* _REQUIRED TASK_
Collect all lines from the records below that include the word "režīmā".

* _DATASET ROWS_

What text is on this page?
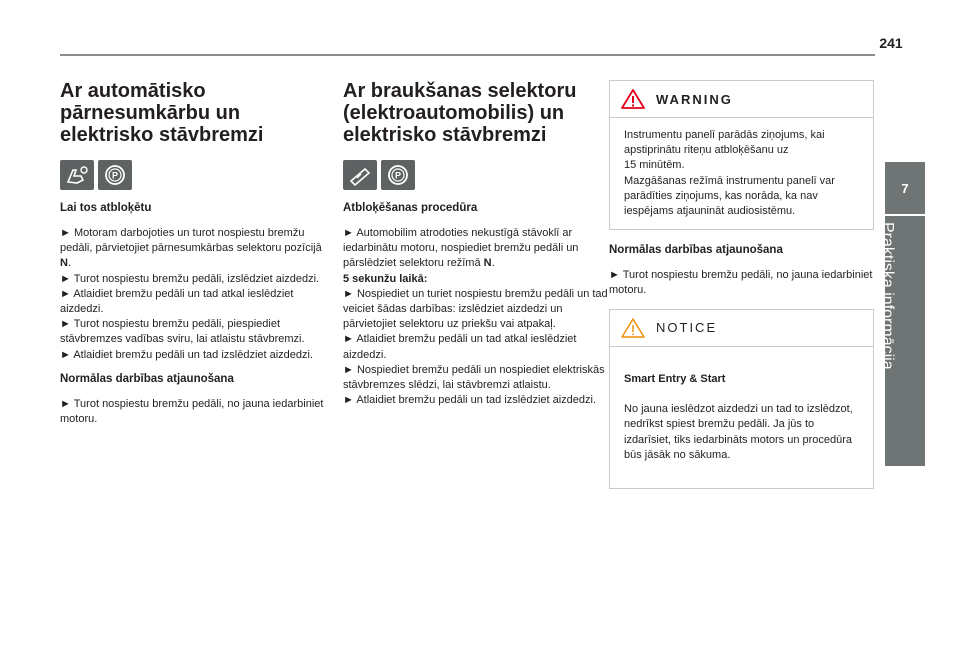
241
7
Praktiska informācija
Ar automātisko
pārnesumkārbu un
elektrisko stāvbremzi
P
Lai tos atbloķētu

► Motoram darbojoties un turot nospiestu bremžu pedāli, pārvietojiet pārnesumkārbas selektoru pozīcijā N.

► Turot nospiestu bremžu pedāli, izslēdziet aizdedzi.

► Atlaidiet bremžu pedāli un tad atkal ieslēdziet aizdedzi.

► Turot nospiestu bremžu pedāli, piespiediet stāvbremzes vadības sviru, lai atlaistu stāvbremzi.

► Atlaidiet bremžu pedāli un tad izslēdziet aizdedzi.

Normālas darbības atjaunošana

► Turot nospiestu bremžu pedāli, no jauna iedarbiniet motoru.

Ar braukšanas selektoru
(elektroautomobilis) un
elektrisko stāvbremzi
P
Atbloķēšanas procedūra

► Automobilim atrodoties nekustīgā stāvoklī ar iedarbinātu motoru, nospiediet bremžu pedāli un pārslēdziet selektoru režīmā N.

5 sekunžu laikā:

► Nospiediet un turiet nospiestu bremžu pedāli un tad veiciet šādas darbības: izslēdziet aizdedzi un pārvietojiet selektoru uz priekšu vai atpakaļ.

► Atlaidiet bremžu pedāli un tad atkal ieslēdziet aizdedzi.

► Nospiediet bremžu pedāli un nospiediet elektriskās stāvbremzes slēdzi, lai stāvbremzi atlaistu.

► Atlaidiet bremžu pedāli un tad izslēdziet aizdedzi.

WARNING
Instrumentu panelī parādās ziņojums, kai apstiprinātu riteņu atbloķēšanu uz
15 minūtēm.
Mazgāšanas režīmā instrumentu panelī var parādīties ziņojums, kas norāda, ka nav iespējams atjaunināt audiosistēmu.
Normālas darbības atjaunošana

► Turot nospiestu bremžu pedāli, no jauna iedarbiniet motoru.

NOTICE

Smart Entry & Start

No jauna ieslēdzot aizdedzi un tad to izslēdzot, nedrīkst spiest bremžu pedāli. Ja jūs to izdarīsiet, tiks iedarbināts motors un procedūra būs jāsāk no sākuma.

...

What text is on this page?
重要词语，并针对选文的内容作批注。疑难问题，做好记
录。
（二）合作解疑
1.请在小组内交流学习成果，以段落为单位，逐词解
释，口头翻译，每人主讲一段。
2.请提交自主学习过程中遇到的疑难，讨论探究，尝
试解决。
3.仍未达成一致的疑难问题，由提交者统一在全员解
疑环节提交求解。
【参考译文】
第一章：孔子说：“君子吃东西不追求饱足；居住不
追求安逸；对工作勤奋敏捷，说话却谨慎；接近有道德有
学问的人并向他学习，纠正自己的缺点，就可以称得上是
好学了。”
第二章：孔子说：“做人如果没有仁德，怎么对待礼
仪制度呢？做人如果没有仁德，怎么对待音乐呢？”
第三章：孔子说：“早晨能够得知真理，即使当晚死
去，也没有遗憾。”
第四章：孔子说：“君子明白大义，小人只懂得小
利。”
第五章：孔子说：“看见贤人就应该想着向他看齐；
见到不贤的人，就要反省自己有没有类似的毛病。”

* _TASK RESULT_
► Automobilim atrodoties nekustīgā stāvoklī ar iedarbinātu motoru, nospiediet bremžu pedāli un pārslēdziet selektoru režīmā N.
Mazgāšanas režīmā instrumentu panelī var parādīties ziņojums, kas norāda, ka nav iespējams atjaunināt audiosistēmu.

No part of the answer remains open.